▶ _Problem_
Locate the word "years" in the material, then show every line that holds it.

▶ _Supplied material_
— Start —

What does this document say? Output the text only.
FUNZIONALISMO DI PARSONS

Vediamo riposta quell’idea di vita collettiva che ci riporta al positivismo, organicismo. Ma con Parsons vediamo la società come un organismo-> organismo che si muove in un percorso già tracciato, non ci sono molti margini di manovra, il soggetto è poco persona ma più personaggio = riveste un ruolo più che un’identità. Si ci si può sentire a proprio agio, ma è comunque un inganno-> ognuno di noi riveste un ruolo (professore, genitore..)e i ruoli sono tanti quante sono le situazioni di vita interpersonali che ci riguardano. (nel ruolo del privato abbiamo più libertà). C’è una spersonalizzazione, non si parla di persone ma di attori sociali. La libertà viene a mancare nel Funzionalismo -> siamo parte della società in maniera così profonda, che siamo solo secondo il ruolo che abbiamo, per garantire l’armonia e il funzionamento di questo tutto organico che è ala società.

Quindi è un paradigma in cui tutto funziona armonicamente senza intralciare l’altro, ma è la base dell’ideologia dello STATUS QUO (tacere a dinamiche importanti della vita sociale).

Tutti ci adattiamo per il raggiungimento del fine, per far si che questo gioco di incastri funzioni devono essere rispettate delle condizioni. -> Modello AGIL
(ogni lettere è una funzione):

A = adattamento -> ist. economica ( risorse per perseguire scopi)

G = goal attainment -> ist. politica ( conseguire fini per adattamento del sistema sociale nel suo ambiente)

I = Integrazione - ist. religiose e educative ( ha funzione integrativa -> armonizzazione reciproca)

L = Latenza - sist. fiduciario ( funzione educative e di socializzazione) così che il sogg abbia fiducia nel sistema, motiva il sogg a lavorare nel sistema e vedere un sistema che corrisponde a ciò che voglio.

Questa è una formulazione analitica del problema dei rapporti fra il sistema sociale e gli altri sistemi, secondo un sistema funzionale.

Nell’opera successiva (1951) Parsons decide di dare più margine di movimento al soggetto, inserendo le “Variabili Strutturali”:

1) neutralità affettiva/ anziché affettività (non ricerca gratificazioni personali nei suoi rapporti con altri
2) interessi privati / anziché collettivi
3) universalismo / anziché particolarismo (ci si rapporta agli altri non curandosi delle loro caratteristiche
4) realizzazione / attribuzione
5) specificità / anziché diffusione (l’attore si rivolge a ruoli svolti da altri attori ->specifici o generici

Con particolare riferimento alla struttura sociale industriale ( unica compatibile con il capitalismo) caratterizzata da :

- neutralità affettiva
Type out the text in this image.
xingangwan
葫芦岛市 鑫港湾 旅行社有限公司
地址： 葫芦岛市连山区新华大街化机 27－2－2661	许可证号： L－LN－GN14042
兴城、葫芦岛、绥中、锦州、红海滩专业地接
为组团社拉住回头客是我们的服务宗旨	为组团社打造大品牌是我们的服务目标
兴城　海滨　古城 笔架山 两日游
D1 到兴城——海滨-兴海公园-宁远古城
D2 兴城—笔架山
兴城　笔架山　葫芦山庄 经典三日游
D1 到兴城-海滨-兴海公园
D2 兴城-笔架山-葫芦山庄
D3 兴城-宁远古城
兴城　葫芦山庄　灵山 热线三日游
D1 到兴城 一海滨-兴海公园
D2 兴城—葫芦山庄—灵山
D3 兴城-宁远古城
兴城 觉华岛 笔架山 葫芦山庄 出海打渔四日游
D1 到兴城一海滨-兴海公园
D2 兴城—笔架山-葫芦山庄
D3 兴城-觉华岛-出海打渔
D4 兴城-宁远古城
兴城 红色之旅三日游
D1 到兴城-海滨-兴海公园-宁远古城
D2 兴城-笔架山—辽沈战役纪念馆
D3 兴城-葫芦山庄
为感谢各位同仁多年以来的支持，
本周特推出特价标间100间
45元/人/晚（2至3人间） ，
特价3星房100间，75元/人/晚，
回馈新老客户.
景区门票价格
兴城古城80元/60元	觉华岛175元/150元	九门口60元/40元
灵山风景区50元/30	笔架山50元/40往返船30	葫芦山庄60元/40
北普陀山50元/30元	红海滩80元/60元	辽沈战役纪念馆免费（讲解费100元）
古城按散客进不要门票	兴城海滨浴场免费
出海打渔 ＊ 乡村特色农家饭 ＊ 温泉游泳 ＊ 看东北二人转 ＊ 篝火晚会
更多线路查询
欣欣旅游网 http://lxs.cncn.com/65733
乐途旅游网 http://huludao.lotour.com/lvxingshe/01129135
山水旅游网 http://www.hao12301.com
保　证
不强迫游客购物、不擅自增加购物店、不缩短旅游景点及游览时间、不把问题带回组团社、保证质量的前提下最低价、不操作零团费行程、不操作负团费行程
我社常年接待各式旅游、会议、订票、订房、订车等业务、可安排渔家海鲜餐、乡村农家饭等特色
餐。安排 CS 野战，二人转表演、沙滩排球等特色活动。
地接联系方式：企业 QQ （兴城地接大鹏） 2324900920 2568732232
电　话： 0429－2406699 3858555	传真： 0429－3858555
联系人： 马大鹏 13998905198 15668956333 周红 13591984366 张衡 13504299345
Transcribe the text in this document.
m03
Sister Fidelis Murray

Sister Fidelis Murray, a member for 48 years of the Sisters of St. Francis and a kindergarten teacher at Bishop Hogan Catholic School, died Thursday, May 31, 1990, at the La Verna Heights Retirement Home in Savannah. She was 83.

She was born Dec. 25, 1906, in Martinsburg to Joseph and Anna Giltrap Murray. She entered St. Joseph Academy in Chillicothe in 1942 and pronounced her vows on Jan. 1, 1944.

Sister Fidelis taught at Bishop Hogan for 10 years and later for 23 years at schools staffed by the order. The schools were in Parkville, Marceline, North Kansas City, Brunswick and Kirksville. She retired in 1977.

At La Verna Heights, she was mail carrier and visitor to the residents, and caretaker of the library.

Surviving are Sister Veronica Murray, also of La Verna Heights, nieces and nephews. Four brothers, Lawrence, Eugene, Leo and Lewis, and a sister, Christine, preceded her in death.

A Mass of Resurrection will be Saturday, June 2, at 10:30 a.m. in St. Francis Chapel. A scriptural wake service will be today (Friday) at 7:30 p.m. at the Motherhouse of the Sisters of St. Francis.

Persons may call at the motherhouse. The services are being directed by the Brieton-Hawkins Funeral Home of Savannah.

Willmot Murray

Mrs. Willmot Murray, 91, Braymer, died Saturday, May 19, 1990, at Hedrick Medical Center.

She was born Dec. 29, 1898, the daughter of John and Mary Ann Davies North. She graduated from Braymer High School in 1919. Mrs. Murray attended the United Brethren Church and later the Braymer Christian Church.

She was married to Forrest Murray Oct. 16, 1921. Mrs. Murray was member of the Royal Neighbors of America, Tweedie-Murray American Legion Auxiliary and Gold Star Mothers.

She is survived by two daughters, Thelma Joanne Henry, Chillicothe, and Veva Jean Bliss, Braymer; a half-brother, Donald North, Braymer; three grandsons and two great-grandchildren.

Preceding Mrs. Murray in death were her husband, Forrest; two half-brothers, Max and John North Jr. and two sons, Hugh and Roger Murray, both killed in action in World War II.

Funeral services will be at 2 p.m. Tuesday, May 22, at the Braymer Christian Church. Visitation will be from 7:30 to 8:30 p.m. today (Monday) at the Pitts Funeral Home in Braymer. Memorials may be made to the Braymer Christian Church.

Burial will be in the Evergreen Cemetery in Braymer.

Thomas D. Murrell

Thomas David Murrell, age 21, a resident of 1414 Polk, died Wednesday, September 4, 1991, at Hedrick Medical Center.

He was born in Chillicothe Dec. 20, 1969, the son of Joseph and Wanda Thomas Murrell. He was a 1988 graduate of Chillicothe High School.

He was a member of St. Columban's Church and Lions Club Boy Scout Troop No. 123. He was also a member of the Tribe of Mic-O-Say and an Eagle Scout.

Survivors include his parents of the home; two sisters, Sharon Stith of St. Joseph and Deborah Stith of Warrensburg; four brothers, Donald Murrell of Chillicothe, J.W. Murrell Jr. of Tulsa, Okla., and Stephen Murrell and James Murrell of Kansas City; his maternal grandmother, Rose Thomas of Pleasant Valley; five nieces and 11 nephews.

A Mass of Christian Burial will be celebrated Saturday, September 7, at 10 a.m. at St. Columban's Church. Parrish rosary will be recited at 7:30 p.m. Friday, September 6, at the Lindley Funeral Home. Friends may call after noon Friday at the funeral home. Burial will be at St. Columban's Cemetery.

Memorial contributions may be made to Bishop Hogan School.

— End —

▶ _Answer to this exercise_
Sister Fidelis Murray, a member for 48 years of the Sisters of St. Francis and a kindergarten teacher at Bishop Hogan Catholic School, died Thursday, May 31, 1990, at the La Verna Heights Retirement Home in Savannah. She was 83.
Sister Fidelis taught at Bishop Hogan for 10 years and later for 23 years at schools staffed by the order. The schools were in Parkville, Marceline, North Kansas City, Brunswick and Kirksville. She retired in 1977.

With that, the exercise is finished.